[Start]

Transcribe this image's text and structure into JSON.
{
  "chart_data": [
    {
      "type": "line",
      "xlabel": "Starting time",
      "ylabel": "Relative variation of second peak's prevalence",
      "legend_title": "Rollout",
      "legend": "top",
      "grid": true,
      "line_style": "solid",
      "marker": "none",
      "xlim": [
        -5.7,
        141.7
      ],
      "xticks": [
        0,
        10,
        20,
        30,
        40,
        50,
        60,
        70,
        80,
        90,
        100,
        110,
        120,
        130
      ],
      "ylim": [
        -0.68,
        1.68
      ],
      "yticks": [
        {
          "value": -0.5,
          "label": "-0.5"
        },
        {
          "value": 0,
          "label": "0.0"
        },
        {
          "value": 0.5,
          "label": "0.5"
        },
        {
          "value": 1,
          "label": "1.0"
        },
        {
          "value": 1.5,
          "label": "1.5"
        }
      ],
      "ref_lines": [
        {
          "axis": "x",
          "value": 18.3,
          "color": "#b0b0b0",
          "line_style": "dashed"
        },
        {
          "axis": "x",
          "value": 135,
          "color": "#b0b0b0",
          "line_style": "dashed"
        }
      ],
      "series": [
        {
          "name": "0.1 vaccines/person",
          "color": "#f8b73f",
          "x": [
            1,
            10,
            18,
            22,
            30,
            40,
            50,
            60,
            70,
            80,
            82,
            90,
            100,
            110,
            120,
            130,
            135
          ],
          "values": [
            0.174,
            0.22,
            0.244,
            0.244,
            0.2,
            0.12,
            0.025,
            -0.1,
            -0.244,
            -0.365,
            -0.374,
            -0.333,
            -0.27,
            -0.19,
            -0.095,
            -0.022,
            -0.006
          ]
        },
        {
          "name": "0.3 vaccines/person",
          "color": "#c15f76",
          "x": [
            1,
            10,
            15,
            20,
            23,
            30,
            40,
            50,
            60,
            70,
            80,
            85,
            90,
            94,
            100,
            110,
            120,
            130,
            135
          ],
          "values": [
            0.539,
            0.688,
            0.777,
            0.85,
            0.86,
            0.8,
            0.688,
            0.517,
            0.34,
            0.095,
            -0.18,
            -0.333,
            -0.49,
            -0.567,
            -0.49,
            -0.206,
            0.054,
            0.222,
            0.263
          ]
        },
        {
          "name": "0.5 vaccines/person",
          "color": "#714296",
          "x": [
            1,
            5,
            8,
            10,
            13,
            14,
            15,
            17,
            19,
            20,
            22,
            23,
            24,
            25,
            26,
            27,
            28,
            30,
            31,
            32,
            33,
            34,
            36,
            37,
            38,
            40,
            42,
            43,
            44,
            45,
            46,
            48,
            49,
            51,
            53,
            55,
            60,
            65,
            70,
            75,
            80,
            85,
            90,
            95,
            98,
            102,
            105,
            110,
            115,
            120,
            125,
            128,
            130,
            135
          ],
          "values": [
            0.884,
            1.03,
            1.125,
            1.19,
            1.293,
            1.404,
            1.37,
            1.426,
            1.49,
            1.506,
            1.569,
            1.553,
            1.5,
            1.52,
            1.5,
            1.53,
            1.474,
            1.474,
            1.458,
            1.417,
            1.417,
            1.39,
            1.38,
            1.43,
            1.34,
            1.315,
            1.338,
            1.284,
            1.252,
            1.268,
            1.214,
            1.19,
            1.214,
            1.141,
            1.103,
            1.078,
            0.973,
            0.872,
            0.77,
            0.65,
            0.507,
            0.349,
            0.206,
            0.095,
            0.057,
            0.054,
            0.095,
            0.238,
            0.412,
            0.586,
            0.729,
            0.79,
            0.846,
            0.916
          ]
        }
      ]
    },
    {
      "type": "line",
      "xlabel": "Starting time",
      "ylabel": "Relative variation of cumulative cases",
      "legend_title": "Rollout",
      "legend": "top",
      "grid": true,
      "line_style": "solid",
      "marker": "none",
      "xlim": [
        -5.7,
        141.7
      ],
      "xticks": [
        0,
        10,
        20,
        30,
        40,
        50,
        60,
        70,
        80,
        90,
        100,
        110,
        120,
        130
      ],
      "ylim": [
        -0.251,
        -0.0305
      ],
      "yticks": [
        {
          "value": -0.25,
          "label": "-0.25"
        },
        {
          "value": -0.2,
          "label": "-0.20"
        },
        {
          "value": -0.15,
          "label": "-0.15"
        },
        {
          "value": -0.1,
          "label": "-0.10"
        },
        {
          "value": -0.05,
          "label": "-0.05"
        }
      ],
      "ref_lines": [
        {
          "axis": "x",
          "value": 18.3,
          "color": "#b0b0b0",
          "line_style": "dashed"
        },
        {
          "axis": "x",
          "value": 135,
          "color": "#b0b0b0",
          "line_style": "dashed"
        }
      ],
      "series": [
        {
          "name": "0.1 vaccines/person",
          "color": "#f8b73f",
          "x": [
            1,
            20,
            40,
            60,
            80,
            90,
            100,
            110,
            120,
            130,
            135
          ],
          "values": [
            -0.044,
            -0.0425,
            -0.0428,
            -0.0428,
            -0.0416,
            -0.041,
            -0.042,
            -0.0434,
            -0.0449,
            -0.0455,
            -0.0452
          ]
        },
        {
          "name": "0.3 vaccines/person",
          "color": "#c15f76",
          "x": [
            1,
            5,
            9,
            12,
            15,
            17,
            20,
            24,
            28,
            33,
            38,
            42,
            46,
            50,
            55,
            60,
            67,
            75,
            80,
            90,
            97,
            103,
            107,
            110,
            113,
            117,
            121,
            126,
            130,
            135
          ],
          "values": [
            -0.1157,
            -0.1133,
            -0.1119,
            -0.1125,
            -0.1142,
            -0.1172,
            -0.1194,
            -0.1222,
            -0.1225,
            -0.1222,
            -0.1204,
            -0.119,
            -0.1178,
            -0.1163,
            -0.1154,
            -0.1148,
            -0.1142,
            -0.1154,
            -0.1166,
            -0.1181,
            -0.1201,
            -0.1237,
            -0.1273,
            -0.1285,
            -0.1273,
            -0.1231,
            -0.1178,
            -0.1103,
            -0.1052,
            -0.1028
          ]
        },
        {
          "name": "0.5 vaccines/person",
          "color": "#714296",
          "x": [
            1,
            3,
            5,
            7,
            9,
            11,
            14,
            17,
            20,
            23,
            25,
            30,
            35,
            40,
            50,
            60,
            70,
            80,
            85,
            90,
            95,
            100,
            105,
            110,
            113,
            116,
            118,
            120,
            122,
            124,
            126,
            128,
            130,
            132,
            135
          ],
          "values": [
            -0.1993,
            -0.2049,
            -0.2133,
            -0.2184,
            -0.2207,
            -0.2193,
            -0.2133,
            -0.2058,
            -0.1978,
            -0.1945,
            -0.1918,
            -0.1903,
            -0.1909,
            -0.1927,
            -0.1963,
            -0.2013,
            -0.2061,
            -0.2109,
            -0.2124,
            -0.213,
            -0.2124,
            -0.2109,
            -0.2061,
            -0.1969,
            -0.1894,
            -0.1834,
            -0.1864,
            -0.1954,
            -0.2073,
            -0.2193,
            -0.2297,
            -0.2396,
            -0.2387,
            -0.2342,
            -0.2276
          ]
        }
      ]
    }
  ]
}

[End]

### [Problem requirements]
Each line of the material above must be retyped precisely.

### [Full response]
Transcribe this image's text and structure into JSON.
{
  "chart_data": [
    {
      "type": "line",
      "xlabel": "Starting time",
      "ylabel": "Relative variation of second peak's prevalence",
      "legend_title": "Rollout",
      "legend": "top",
      "grid": true,
      "line_style": "solid",
      "marker": "none",
      "xlim": [
        -5.7,
        141.7
      ],
      "xticks": [
        0,
        10,
        20,
        30,
        40,
        50,
        60,
        70,
        80,
        90,
        100,
        110,
        120,
        130
      ],
      "ylim": [
        -0.68,
        1.68
      ],
      "yticks": [
        {
          "value": -0.5,
          "label": "-0.5"
        },
        {
          "value": 0,
          "label": "0.0"
        },
        {
          "value": 0.5,
          "label": "0.5"
        },
        {
          "value": 1,
          "label": "1.0"
        },
        {
          "value": 1.5,
          "label": "1.5"
        }
      ],
      "ref_lines": [
        {
          "axis": "x",
          "value": 18.3,
          "color": "#b0b0b0",
          "line_style": "dashed"
        },
        {
          "axis": "x",
          "value": 135,
          "color": "#b0b0b0",
          "line_style": "dashed"
        }
      ],
      "series": [
        {
          "name": "0.1 vaccines/person",
          "color": "#f8b73f",
          "x": [
            1,
            10,
            18,
            22,
            30,
            40,
            50,
            60,
            70,
            80,
            82,
            90,
            100,
            110,
            120,
            130,
            135
          ],
          "values": [
            0.174,
            0.22,
            0.244,
            0.244,
            0.2,
            0.12,
            0.025,
            -0.1,
            -0.244,
            -0.365,
            -0.374,
            -0.333,
            -0.27,
            -0.19,
            -0.095,
            -0.022,
            -0.006
          ]
        },
        {
          "name": "0.3 vaccines/person",
          "color": "#c15f76",
          "x": [
            1,
            10,
            15,
            20,
            23,
            30,
            40,
            50,
            60,
            70,
            80,
            85,
            90,
            94,
            100,
            110,
            120,
            130,
            135
          ],
          "values": [
            0.539,
            0.688,
            0.777,
            0.85,
            0.86,
            0.8,
            0.688,
            0.517,
            0.34,
            0.095,
            -0.18,
            -0.333,
            -0.49,
            -0.567,
            -0.49,
            -0.206,
            0.054,
            0.222,
            0.263
          ]
        },
        {
          "name": "0.5 vaccines/person",
          "color": "#714296",
          "x": [
            1,
            5,
            8,
            10,
            13,
            14,
            15,
            17,
            19,
            20,
            22,
            23,
            24,
            25,
            26,
            27,
            28,
            30,
            31,
            32,
            33,
            34,
            36,
            37,
            38,
            40,
            42,
            43,
            44,
            45,
            46,
            48,
            49,
            51,
            53,
            55,
            60,
            65,
            70,
            75,
            80,
            85,
            90,
            95,
            98,
            102,
            105,
            110,
            115,
            120,
            125,
            128,
            130,
            135
          ],
          "values": [
            0.884,
            1.03,
            1.125,
            1.19,
            1.293,
            1.404,
            1.37,
            1.426,
            1.49,
            1.506,
            1.569,
            1.553,
            1.5,
            1.52,
            1.5,
            1.53,
            1.474,
            1.474,
            1.458,
            1.417,
            1.417,
            1.39,
            1.38,
            1.43,
            1.34,
            1.315,
            1.338,
            1.284,
            1.252,
            1.268,
            1.214,
            1.19,
            1.214,
            1.141,
            1.103,
            1.078,
            0.973,
            0.872,
            0.77,
            0.65,
            0.507,
            0.349,
            0.206,
            0.095,
            0.057,
            0.054,
            0.095,
            0.238,
            0.412,
            0.586,
            0.729,
            0.79,
            0.846,
            0.916
          ]
        }
      ]
    },
    {
      "type": "line",
      "xlabel": "Starting time",
      "ylabel": "Relative variation of cumulative cases",
      "legend_title": "Rollout",
      "legend": "top",
      "grid": true,
      "line_style": "solid",
      "marker": "none",
      "xlim": [
        -5.7,
        141.7
      ],
      "xticks": [
        0,
        10,
        20,
        30,
        40,
        50,
        60,
        70,
        80,
        90,
        100,
        110,
        120,
        130
      ],
      "ylim": [
        -0.251,
        -0.0305
      ],
      "yticks": [
        {
          "value": -0.25,
          "label": "-0.25"
        },
        {
          "value": -0.2,
          "label": "-0.20"
        },
        {
          "value": -0.15,
          "label": "-0.15"
        },
        {
          "value": -0.1,
          "label": "-0.10"
        },
        {
          "value": -0.05,
          "label": "-0.05"
        }
      ],
      "ref_lines": [
        {
          "axis": "x",
          "value": 18.3,
          "color": "#b0b0b0",
          "line_style": "dashed"
        },
        {
          "axis": "x",
          "value": 135,
          "color": "#b0b0b0",
          "line_style": "dashed"
        }
      ],
      "series": [
        {
          "name": "0.1 vaccines/person",
          "color": "#f8b73f",
          "x": [
            1,
            20,
            40,
            60,
            80,
            90,
            100,
            110,
            120,
            130,
            135
          ],
          "values": [
            -0.044,
            -0.0425,
            -0.0428,
            -0.0428,
            -0.0416,
            -0.041,
            -0.042,
            -0.0434,
            -0.0449,
            -0.0455,
            -0.0452
          ]
        },
        {
          "name": "0.3 vaccines/person",
          "color": "#c15f76",
          "x": [
            1,
            5,
            9,
            12,
            15,
            17,
            20,
            24,
            28,
            33,
            38,
            42,
            46,
            50,
            55,
            60,
            67,
            75,
            80,
            90,
            97,
            103,
            107,
            110,
            113,
            117,
            121,
            126,
            130,
            135
          ],
          "values": [
            -0.1157,
            -0.1133,
            -0.1119,
            -0.1125,
            -0.1142,
            -0.1172,
            -0.1194,
            -0.1222,
            -0.1225,
            -0.1222,
            -0.1204,
            -0.119,
            -0.1178,
            -0.1163,
            -0.1154,
            -0.1148,
            -0.1142,
            -0.1154,
            -0.1166,
            -0.1181,
            -0.1201,
            -0.1237,
            -0.1273,
            -0.1285,
            -0.1273,
            -0.1231,
            -0.1178,
            -0.1103,
            -0.1052,
            -0.1028
          ]
        },
        {
          "name": "0.5 vaccines/person",
          "color": "#714296",
          "x": [
            1,
            3,
            5,
            7,
            9,
            11,
            14,
            17,
            20,
            23,
            25,
            30,
            35,
            40,
            50,
            60,
            70,
            80,
            85,
            90,
            95,
            100,
            105,
            110,
            113,
            116,
            118,
            120,
            122,
            124,
            126,
            128,
            130,
            132,
            135
          ],
          "values": [
            -0.1993,
            -0.2049,
            -0.2133,
            -0.2184,
            -0.2207,
            -0.2193,
            -0.2133,
            -0.2058,
            -0.1978,
            -0.1945,
            -0.1918,
            -0.1903,
            -0.1909,
            -0.1927,
            -0.1963,
            -0.2013,
            -0.2061,
            -0.2109,
            -0.2124,
            -0.213,
            -0.2124,
            -0.2109,
            -0.2061,
            -0.1969,
            -0.1894,
            -0.1834,
            -0.1864,
            -0.1954,
            -0.2073,
            -0.2193,
            -0.2297,
            -0.2396,
            -0.2387,
            -0.2342,
            -0.2276
          ]
        }
      ]
    }
  ]
}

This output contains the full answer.